→ Цель a: Выпишите без изменений строки перечня с самого его начала до строки с «country-total-obitos: 2.845 (7,0%): [810, 543, 939, 602]», обе границы включительно.
-------- Фрагмент текста
Разнообразие всех этих произведений, рассыпанных по парку, провозглашает восприятие
произведения искусства как своего рода существа, субъективности, несовершенство
которой (несовпадение с идеалом) следует видеть позитивно или же - в соответствии
с нормами современной вежливости - игнорировать. Эта модель, конечно же, радикально
иная, нежели модель оценки, различения "хорошего" и "плохого",
существовавшей в искусстве прежде (и здесь модернистское искусство мало чем
отличается от классического). Сейчас на произведения искусства распространяется
человеческая этика, гневно отвергающая идею шедевра. Причина этого в том, что
искусство приобрело частный статус - и здесь частный патронаж, под которым находится
"Арт-Клязьма", также ставит ее в центр всей современной ситуации,
в которой дробление, фрагментация и специализация стали восприниматься как инструмент
индивидуальной свободы (даже политические новости перестали быть объединяющим
контекстом и могут быть заказаны под определенный вкус).
----------------
-------- Исходные данные
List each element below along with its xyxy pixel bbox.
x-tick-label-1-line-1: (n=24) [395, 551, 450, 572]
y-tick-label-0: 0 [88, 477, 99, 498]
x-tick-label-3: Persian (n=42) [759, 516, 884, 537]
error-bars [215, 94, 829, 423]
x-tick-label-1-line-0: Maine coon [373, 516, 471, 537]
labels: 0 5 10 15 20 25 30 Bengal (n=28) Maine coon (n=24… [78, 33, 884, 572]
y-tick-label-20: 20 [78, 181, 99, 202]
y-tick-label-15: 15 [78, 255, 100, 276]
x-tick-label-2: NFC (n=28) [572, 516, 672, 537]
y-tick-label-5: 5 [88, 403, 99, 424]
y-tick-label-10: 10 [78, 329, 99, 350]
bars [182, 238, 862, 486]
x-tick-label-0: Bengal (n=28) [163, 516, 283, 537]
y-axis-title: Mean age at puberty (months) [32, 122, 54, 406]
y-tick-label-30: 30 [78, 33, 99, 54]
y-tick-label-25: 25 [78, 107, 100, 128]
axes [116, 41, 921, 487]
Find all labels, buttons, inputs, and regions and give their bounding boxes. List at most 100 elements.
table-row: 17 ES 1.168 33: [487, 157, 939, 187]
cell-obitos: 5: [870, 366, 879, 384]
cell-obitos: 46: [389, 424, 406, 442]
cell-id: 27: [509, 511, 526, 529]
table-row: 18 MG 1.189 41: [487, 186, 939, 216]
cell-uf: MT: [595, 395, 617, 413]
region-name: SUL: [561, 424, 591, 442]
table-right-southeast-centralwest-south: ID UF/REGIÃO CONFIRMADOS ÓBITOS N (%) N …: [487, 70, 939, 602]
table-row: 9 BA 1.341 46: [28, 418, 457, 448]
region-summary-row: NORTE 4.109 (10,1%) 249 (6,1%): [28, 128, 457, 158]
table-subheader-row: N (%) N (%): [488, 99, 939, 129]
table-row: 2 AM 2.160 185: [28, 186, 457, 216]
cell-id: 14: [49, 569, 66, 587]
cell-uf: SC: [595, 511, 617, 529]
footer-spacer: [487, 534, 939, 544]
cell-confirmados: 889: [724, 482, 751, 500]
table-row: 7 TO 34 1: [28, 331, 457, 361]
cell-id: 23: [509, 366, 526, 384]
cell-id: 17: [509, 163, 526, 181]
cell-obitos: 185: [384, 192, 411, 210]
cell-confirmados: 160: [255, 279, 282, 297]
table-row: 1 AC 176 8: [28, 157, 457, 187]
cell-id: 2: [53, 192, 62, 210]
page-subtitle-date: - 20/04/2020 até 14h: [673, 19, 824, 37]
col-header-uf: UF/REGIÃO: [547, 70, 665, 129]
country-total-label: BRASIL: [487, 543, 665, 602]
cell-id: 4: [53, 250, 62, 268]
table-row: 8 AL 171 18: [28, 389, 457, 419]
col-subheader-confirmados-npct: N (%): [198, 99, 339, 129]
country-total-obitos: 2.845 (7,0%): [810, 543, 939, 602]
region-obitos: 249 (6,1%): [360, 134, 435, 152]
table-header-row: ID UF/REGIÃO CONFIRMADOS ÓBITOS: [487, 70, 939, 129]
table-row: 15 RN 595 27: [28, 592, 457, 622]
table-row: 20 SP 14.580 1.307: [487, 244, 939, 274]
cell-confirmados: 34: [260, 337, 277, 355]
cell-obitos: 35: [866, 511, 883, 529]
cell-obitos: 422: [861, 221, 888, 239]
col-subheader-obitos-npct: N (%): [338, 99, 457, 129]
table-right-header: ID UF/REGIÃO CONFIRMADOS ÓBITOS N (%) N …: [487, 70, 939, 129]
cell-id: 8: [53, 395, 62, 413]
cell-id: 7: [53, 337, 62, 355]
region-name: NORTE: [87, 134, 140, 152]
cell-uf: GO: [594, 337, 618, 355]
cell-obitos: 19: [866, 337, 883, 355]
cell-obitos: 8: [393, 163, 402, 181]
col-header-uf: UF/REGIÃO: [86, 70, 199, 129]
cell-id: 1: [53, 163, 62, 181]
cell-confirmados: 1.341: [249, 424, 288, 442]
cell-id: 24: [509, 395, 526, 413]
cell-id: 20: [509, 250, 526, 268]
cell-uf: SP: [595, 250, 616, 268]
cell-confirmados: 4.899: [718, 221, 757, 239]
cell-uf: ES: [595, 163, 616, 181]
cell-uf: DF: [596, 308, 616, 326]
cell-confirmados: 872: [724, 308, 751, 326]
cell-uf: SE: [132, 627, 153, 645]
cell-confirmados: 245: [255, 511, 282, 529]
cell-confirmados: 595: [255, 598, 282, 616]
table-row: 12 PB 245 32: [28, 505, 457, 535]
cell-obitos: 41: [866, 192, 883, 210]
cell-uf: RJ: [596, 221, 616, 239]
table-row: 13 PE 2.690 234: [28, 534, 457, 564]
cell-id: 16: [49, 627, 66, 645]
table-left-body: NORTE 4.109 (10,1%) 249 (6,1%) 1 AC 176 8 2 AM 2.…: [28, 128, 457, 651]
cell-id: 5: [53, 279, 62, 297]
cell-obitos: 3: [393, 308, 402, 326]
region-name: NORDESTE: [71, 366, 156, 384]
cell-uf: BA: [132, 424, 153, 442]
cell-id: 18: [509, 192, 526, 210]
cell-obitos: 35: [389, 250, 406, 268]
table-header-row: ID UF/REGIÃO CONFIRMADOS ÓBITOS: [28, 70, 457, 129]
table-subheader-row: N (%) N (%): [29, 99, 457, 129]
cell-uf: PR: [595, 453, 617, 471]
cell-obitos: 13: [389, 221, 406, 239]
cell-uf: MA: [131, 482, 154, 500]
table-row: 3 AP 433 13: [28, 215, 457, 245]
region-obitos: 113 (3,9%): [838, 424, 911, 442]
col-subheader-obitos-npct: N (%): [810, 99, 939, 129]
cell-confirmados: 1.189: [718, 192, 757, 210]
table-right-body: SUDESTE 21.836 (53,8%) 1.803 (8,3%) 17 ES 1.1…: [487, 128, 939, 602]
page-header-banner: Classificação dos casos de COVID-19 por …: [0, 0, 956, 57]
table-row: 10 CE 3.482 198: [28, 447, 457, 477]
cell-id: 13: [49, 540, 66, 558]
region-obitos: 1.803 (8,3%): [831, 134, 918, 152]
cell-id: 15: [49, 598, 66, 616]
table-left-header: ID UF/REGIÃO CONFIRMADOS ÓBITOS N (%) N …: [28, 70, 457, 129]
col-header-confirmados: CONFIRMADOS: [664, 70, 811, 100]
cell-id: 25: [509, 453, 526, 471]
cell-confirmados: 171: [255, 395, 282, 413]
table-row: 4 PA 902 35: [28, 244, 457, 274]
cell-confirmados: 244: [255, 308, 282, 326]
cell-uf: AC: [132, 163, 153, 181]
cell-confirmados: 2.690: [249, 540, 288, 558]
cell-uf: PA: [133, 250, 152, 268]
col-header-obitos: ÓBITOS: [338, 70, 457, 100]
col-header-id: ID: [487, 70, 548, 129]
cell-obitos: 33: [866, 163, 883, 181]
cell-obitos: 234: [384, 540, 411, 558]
----------------
→ Цель b: Изложите, пожалуйста, короче абзац фрагмента, начинающийся словами «Разнообразие всех этих произведений», сохранив его главные факты.

→ Итоговый результат a:
List each element below along with its xyxy pixel bbox.
x-tick-label-1-line-1: (n=24) [395, 551, 450, 572]
y-tick-label-0: 0 [88, 477, 99, 498]
x-tick-label-3: Persian (n=42) [759, 516, 884, 537]
error-bars [215, 94, 829, 423]
x-tick-label-1-line-0: Maine coon [373, 516, 471, 537]
labels: 0 5 10 15 20 25 30 Bengal (n=28) Maine coon (n=24… [78, 33, 884, 572]
y-tick-label-20: 20 [78, 181, 99, 202]
y-tick-label-15: 15 [78, 255, 100, 276]
x-tick-label-2: NFC (n=28) [572, 516, 672, 537]
y-tick-label-5: 5 [88, 403, 99, 424]
y-tick-label-10: 10 [78, 329, 99, 350]
bars [182, 238, 862, 486]
x-tick-label-0: Bengal (n=28) [163, 516, 283, 537]
y-axis-title: Mean age at puberty (months) [32, 122, 54, 406]
y-tick-label-30: 30 [78, 33, 99, 54]
y-tick-label-25: 25 [78, 107, 100, 128]
axes [116, 41, 921, 487]
Find all labels, buttons, inputs, and regions and give their bounding boxes. List at most 100 elements.
table-row: 17 ES 1.168 33: [487, 157, 939, 187]
cell-obitos: 5: [870, 366, 879, 384]
cell-obitos: 46: [389, 424, 406, 442]
cell-id: 27: [509, 511, 526, 529]
table-row: 18 MG 1.189 41: [487, 186, 939, 216]
cell-uf: MT: [595, 395, 617, 413]
region-name: SUL: [561, 424, 591, 442]
table-right-southeast-centralwest-south: ID UF/REGIÃO CONFIRMADOS ÓBITOS N (%) N …: [487, 70, 939, 602]
table-row: 9 BA 1.341 46: [28, 418, 457, 448]
region-summary-row: NORTE 4.109 (10,1%) 249 (6,1%): [28, 128, 457, 158]
table-subheader-row: N (%) N (%): [488, 99, 939, 129]
table-row: 2 AM 2.160 185: [28, 186, 457, 216]
cell-id: 14: [49, 569, 66, 587]
cell-uf: SC: [595, 511, 617, 529]
footer-spacer: [487, 534, 939, 544]
cell-confirmados: 889: [724, 482, 751, 500]
table-row: 7 TO 34 1: [28, 331, 457, 361]
cell-id: 23: [509, 366, 526, 384]
cell-id: 17: [509, 163, 526, 181]
cell-obitos: 185: [384, 192, 411, 210]
cell-confirmados: 160: [255, 279, 282, 297]
table-row: 1 AC 176 8: [28, 157, 457, 187]
cell-id: 2: [53, 192, 62, 210]
page-subtitle-date: - 20/04/2020 até 14h: [673, 19, 824, 37]
col-header-uf: UF/REGIÃO: [547, 70, 665, 129]
country-total-label: BRASIL: [487, 543, 665, 602]
cell-id: 4: [53, 250, 62, 268]
table-row: 8 AL 171 18: [28, 389, 457, 419]
col-subheader-confirmados-npct: N (%): [198, 99, 339, 129]
country-total-obitos: 2.845 (7,0%): [810, 543, 939, 602]

→ Итоговый результат b: Разнообразные произведения в парке воспринимаются как своего рода существа, субъективности. Их несовершенство, то есть несовпадение с идеалом, следует видеть позитивно или игнорировать. Эта модель радикально отличается от прежней оценки искусства по принципу «хорошее — плохое», которая была общей для классического и модернистского искусства. Теперь на искусство распространяется человеческая этика, отвергающая идею шедевра. Причина в том, что искусство приобрело частный статус. Частный патронаж «Арт-Клязьмы» ставит ее в центр современной ситуации, где дробление, фрагментация и специализация воспринимаются как инструмент индивидуальной свободы. Даже политические новости можно заказать под определенный вкус.